ОТРЫВОК:
- - -

Глава 4. Ссылка на север: весна 1986
Глава 4. Ссылка на север: весна 1986
СВ: Давайте поговорим о вашей ссылке. Мне об этом интересно узнать по многим причинам. В частности и потому, что меня всегда очень привлекал русский Север.
ИБ: Ну это был не совсем тот русский Север, о котором обычно идет речь в художественной литературе или искусстве. И который так любят интеллигентные люди в России. Но зато он был настоящий.
СВ: Вот и расскажите мне о настоящем Севере. Как вы туда попали? Как развивались события после процесса?
ИБ: После суда меня отправили назад в участок, а из участка в «Кресты». Из «Крестов» этапом через Вологду в Архангельск. Там меня посадили на поезд и повезли. Куда везут, я не знал. И никто в поезде не знал.
СВ: Была целая партия?
ИБ: Да, причем там были кто угодно. В большинстве своем, уголовники. Никаких так называемых интеллигентных людей мне там не попадалось. Хотя был один человек, который, надо сказать, раз и навсегда снял для меня всю эту проблему правозащитного движения с повестки дня. Он был со мной в одном купе.
СВ: А что, ехали в нормальных поездах, с купе?
ИБ: Нет, ну какие там нормальные поезда? Ехали в «Столыпине».
СВ: А что это такое — «Столыпин»?
ИБ: «Столыпин» — это тюремный вагон. Так называемый вагонзак. Существовал он в двух образцах: до модернизации и после. У нас был старенький «Столыпин». Окна в купе забраны решетками и заколочены, забиты ставнями. Купе по размеру рассчитано на четырех человек, как обычно. Но в этом купе на четырех везут шестнадцать, да? То есть верхняя полка перекидывается и ее используют как сплошной лежак. И вас туда набивают как, действительно, сельдей в бочку. Или, лучше сказать, как сардинки в банку. И таким образом вас везут.
СВ: Как же вы там выживали?

- - -

Записи пространственной разметки:

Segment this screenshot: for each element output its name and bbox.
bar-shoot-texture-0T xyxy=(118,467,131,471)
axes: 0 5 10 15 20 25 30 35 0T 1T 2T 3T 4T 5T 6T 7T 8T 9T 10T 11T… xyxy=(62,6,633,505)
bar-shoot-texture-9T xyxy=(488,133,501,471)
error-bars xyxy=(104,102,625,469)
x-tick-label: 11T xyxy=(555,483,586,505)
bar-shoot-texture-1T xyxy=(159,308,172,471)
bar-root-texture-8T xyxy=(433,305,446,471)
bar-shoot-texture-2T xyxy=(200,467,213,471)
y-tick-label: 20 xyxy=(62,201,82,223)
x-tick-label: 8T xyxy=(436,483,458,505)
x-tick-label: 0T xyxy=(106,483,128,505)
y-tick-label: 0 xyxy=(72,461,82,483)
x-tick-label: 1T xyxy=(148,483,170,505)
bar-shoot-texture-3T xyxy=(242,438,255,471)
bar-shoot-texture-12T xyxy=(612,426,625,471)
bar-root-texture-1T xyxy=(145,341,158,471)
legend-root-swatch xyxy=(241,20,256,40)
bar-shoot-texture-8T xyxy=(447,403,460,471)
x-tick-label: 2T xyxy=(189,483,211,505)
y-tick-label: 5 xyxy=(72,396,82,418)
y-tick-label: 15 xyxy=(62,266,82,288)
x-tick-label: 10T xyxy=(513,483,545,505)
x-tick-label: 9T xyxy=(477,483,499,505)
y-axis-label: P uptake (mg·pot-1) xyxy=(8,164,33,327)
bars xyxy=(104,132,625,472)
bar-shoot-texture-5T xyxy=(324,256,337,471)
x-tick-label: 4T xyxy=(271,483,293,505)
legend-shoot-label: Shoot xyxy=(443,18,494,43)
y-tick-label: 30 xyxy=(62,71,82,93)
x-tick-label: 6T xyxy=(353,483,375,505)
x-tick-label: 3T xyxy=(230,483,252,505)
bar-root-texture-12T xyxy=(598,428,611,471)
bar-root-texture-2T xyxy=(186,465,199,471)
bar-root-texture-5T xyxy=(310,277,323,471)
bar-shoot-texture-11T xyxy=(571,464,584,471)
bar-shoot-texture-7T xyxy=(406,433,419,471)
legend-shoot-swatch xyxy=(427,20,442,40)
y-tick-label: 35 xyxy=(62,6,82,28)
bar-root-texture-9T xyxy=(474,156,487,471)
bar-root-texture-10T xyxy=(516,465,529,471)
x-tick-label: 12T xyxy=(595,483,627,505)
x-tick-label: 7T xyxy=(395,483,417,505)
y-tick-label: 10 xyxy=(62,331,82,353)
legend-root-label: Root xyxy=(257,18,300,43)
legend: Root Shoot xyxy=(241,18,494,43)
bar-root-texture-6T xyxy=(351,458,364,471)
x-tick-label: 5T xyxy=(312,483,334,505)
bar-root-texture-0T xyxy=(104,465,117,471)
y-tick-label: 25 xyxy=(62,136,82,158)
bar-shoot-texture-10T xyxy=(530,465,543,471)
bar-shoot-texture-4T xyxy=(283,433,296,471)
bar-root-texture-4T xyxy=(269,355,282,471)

- - -

ЧТО ТРЕБУЕТСЯ:
Сколько человек, согласно отрывку, везли в купе «Столыпина», рассчитанном на четырех? Для ответа опирайтесь только на отрывок.

РЕЗУЛЬТАТ ЗАДАНИЯ:
Шестнадцать человек.